» Excerpted passage:

■ ■ ■ ■

An implementation of the Social Distances Model using multi-GPU systems

作者:Klusek Adrian; Topa Pawel*; Was Jaroslaw; Lubas Robert
来源:International Journal of High Performance Computing Applications, 2018, 32(4): 482-495.
DOI:10.1177/1094342016679492

摘要

We propose a new approach for using GPUs in large scale simulations of pedestrian evacuation. The Social Distances Model is designed for efficient modeling of pedestrian dynamics. This cellular automata based model, when implemented on the most modern GPUs, can simulate up to 10(6)-10(8) entities. However, a valuable simulation of pedestrian evacuation must include various factors that govern pedestrian movement, for example, information provided by event organizers and navigation or allocation of other pedestrians. The most common method for introducing such information into simulations is the application of different floor fields. The floor fields provide local knowledge that affects pedestrians by modifying the transition functions of an applied cellular automaton. The main disadvantage of this method is its time consuming updating process. We propose a GPU based calculation of static and dynamic floor fields, whereby simulations that use several different floor fields can be efficiently calculated. A single GPU is able to cope with the Social Distance Model calculations, while other GPUs update dynamic floor fields constantly or when required. We also present the classic approach to performing cellular automata based simulations on systems with multiple processing units. The lattice is simply partitioned between the available GPUs. We compare these two approaches in terms of performance and functionality.

  • 出版日期2018-7

■ ■ ■ ■

» Work order: Reproduce the paper listing starting with "An implementation of" and going on through "2018, 32(4): 482-495.", and switch "multi-GPU systems" to "multi-CPU clusters".

[Document layout detection data]

■ ■ ■ ■

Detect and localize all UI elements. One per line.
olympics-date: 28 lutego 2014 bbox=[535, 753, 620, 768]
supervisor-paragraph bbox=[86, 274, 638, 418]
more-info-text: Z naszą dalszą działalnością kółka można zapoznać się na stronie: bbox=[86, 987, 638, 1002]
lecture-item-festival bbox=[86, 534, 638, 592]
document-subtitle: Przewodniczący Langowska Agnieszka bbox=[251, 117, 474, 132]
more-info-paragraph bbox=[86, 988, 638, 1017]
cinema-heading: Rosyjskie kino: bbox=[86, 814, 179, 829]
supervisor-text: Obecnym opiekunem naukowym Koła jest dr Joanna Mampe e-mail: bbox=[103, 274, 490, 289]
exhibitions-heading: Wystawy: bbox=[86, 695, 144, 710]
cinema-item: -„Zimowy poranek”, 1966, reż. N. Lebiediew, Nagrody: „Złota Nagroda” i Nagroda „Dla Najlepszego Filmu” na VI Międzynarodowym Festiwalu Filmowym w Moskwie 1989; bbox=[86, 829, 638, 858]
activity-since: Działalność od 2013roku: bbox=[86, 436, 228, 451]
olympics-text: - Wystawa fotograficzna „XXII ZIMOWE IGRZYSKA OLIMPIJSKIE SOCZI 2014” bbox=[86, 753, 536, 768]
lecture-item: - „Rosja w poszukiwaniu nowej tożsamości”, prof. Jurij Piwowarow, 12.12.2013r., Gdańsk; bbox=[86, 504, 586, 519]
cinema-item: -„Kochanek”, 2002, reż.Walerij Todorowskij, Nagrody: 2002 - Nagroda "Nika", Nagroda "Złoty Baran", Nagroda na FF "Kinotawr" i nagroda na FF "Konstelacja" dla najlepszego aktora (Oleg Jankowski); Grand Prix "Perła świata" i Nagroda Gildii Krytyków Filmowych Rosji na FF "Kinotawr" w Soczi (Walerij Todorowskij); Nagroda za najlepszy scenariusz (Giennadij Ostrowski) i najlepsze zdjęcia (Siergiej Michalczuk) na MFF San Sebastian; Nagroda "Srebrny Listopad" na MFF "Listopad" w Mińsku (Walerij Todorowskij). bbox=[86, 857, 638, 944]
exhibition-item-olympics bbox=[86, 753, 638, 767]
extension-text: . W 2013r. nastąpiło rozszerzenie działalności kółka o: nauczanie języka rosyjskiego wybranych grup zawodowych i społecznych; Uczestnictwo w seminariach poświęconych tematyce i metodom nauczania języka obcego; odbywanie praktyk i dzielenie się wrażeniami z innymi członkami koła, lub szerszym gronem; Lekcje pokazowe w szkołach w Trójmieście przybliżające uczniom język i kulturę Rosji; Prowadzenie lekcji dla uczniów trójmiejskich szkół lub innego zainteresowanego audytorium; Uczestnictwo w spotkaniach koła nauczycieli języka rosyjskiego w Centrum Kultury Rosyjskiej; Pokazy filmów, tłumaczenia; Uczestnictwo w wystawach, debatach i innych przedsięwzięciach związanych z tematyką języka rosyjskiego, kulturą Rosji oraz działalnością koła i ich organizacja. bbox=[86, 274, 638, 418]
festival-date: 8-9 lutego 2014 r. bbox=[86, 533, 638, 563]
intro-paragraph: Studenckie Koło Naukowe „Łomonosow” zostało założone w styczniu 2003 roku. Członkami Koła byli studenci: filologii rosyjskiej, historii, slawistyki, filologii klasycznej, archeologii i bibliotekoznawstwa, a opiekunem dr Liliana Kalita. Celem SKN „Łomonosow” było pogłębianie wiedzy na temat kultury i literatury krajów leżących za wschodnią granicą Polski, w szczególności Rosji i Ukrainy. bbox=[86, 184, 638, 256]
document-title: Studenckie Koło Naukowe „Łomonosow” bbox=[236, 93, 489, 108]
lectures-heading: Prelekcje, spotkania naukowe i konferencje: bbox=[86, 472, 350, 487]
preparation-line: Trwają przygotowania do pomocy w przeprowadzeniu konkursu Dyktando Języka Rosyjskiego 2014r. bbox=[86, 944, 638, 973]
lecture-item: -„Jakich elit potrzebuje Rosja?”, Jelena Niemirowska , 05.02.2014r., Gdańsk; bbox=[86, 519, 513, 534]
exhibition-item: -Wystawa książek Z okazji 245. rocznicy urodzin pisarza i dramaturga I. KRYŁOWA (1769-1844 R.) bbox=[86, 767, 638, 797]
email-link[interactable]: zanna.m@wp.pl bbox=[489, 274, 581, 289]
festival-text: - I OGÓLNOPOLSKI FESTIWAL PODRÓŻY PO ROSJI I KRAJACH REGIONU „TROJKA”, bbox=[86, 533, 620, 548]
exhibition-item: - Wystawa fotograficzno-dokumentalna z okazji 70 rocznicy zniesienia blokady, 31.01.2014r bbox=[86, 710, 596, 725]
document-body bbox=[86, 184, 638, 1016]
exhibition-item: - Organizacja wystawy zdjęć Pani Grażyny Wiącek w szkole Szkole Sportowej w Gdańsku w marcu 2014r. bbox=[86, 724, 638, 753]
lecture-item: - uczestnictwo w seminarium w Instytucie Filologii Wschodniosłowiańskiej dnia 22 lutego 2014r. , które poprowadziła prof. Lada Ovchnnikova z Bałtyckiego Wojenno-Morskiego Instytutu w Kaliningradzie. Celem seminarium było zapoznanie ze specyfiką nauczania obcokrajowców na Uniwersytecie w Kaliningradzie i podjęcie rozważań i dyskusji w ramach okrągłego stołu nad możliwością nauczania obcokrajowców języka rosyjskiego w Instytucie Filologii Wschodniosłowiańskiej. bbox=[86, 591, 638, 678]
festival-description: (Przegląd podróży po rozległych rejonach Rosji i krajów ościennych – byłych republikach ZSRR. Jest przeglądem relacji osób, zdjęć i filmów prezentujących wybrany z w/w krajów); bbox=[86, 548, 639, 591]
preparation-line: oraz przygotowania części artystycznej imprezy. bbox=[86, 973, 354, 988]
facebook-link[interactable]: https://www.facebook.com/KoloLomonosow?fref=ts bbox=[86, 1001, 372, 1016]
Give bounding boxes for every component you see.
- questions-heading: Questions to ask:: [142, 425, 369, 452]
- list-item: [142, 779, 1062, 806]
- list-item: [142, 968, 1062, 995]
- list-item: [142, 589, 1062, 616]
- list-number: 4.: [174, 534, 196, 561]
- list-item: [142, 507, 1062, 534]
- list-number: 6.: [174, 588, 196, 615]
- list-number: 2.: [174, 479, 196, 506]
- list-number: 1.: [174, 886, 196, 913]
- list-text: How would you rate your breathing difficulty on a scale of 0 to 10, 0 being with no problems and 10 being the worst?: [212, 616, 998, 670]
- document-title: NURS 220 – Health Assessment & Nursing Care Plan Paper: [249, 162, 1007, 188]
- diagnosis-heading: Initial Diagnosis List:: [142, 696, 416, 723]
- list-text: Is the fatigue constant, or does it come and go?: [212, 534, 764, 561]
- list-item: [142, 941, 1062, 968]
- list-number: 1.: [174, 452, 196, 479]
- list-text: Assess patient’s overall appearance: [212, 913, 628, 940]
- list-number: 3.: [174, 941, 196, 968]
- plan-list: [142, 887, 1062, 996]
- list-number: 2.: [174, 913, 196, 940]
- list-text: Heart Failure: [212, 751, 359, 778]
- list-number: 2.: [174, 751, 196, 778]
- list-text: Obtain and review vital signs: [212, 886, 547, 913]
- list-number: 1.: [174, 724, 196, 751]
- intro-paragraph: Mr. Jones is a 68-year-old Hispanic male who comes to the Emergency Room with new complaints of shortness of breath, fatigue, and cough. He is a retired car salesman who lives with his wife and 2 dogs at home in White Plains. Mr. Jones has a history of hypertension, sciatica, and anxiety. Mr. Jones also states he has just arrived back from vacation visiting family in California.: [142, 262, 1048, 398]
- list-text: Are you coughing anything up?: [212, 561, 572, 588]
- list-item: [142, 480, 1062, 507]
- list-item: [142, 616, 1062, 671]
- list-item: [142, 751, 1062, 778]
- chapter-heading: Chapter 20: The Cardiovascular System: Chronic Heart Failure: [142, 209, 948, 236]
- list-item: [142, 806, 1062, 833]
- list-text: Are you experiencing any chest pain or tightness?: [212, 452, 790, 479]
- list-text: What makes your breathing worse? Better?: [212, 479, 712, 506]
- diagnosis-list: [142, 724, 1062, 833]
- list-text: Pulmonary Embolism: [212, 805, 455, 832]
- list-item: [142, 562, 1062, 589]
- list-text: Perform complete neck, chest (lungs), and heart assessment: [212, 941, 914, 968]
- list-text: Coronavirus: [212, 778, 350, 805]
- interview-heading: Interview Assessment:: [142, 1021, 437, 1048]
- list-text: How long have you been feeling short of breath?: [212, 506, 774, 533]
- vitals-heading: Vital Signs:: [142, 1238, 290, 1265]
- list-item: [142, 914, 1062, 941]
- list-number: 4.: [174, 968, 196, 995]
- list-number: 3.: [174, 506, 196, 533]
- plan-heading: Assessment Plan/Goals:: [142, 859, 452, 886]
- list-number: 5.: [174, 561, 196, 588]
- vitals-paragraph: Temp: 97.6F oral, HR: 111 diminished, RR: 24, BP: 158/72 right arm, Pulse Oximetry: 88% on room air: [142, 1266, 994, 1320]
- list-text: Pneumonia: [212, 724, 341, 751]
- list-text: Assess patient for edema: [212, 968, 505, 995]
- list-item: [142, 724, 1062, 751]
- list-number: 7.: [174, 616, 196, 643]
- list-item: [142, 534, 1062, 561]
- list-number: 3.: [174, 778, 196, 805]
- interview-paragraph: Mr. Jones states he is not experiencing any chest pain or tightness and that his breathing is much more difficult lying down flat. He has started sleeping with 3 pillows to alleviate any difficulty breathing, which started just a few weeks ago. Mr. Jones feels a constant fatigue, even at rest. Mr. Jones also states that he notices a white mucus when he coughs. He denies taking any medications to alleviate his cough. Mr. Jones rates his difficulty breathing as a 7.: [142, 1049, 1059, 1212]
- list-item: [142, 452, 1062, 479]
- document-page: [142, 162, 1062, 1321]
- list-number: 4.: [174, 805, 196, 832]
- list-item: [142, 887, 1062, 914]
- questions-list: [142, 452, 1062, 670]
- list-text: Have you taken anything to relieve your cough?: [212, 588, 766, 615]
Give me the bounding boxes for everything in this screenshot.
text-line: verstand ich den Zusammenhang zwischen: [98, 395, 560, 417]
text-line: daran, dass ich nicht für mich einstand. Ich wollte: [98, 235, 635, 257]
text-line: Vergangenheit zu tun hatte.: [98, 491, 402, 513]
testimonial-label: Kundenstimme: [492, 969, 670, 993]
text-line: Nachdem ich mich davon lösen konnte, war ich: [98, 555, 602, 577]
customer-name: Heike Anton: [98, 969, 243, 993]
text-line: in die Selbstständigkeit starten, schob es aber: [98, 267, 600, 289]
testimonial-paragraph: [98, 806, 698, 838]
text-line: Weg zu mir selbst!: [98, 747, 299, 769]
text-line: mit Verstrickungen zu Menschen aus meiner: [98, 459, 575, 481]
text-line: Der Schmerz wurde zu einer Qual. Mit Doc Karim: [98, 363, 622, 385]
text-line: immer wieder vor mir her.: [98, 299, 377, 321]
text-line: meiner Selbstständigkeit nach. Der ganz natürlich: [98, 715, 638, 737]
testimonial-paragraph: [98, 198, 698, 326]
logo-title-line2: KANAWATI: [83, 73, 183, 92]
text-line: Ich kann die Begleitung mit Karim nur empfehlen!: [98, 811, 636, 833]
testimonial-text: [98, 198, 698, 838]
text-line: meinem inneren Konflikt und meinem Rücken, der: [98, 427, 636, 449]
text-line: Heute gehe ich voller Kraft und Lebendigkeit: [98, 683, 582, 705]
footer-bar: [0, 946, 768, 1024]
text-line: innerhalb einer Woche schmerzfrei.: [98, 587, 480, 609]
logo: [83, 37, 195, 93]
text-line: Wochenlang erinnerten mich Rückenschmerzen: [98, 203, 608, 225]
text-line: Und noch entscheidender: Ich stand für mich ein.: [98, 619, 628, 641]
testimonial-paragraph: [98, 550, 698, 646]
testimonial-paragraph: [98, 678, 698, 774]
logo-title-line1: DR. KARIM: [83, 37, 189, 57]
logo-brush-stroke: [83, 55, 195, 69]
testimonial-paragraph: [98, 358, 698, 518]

■ ■ ■ ■

» Output for this exercise:
An implementation of the Social Distances Model using multi-CPU clusters

作者:Klusek Adrian; Topa Pawel*; Was Jaroslaw; Lubas Robert
来源:International Journal of High Performance Computing Applications, 2018, 32(4): 482-495.